• **Text excerpt**
----

Tcpdstat is great to get a bunch of information out of a trace, very easy to use, but it lacks some flexibility. The tool is your perfect choice if the above output is enough for you. Otherwise, you might incorporate further tools into your analysis.
ipsumdump
The ipsumpdump utility from Eddie Kohler is the “swiss-army knife” for trace analysis. Itsummarizes TCP/IP dump files into a nice ASCII format that can be intuitively understood and easily parsed.
Ipsumdump can read packets from network interfaces, from tcpdump files, and from existing ipsumdump files. It will transparently uncompress tcpdump or ipsumdump files when necessary. It can randomly sample traffic, filter traffic based on its contents, anonymize IP addresses, and sort packets from multiple dumps by timestamp. Also, it can optionally create a tcpdump file containing actual packet data.
To demonstrate its versatility, I provided the output of ipsumdump-h
below:
'Ipsumdump' reads IP packets from tcpdump(1) files, or network interfaces,
and summarizes their contents in an ASCII log.
Usage: ipsumdump [CONTENT OPTIONS] [-i DEVNAMES | FILES] > LOGFILE
Options that determine summary dump contents (can give multiple options):
-t, --timestamp Include packet timestamps.
-T, --first-timestamp Include flow-begin timestamps.
-s, --src Include IP source addresses.
-d, --dst Include IP destination addresses.
-S, --sport Include TCP/UDP source ports.
-D, --dport Include TCP/UDP destination ports.
-l, --length Include IP lengths.
-p, --protocol Include IP protocols.
--id Include IP IDs.
-g, --fragment Include IP fragment flags ('F' or '.').
-G, --fragment-offset Include IP fragment offsets.
--ip-sum Include IP checksums.
--ip-opt Include IP options.
-F, --tcp-flags Include TCP flags word.
-Q, --tcp-seq Include TCP sequence numbers.
-K, --tcp-ack Include TCP acknowledgement numbers.
-W, --tcp-window Include TCP receive window (unscaled).
-O, --tcp-opt Include TCP options.
--tcp-sack Include TCP selective acknowledgement options.
--udp-length Include UDP lengths.
-L, --payload-length Include payload lengths (no IP/UDP/TCP headers).
--payload Include packet payloads as quoted strings.
--payload-md5 Include MD5 checksum of packet payloads.
--capture-length Include lengths of captured IP data.
-c, --packet-count Include packet counts (usually 1).
--link Include link numbers (NLANR/NetFlow).

----

• **Record set**
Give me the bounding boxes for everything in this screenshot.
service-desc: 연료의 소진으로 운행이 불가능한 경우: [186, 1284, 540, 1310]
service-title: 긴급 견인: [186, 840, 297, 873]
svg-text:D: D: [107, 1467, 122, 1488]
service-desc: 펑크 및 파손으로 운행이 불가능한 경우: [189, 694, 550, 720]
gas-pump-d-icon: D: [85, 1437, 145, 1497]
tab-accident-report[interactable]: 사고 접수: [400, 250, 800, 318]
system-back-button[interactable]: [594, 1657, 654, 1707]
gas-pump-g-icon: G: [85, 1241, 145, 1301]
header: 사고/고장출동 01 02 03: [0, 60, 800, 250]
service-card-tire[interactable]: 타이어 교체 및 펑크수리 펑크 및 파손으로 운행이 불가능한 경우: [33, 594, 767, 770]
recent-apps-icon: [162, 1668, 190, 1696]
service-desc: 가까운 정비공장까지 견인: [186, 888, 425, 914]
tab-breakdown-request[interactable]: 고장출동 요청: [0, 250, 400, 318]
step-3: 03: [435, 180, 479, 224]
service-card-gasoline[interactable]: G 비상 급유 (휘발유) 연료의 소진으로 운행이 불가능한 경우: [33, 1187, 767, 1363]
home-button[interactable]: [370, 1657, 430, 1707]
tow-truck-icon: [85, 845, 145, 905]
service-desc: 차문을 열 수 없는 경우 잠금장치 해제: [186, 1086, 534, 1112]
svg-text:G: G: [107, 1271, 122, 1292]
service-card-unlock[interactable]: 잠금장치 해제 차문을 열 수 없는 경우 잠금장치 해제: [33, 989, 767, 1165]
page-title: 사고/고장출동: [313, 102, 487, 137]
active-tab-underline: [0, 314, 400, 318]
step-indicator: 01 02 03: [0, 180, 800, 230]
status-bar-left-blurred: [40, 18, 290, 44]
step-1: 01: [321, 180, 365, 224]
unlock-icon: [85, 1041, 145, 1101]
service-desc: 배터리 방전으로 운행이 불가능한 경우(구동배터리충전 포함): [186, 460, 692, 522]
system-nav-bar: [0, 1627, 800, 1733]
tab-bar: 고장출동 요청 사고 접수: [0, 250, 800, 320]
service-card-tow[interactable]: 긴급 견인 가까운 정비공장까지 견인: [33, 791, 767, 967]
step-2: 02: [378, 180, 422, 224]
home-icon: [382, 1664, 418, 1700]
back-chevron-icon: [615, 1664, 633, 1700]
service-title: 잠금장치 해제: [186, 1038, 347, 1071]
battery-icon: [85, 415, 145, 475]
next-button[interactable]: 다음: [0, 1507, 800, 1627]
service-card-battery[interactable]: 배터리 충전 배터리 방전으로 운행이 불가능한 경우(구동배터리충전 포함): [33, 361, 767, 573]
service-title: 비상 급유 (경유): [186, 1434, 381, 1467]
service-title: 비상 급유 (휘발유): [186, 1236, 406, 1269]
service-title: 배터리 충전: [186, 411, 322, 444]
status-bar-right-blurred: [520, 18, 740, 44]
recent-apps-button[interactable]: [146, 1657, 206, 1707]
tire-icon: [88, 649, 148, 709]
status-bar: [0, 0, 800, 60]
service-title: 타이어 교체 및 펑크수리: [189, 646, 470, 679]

----

• **Job 1**
Translate this sentence from the ipsumdump excerpt into Spanish: "It will transparently uncompress tcpdump or ipsumdump files when necessary."
• **Job 2**
Reproduce the part of the ipsumdump excerpt between "-s, --src Include" and "Include IP lengths.", inclusive.

• **Right answer 1**
Descomprimirá de forma transparente los archivos de tcpdump o ipsumdump cuando sea necesario.

• **Right answer 2**
-s, --src Include IP source addresses.
-d, --dst Include IP destination addresses.
-S, --sport Include TCP/UDP source ports.
-D, --dport Include TCP/UDP destination ports.
-l, --length Include IP lengths.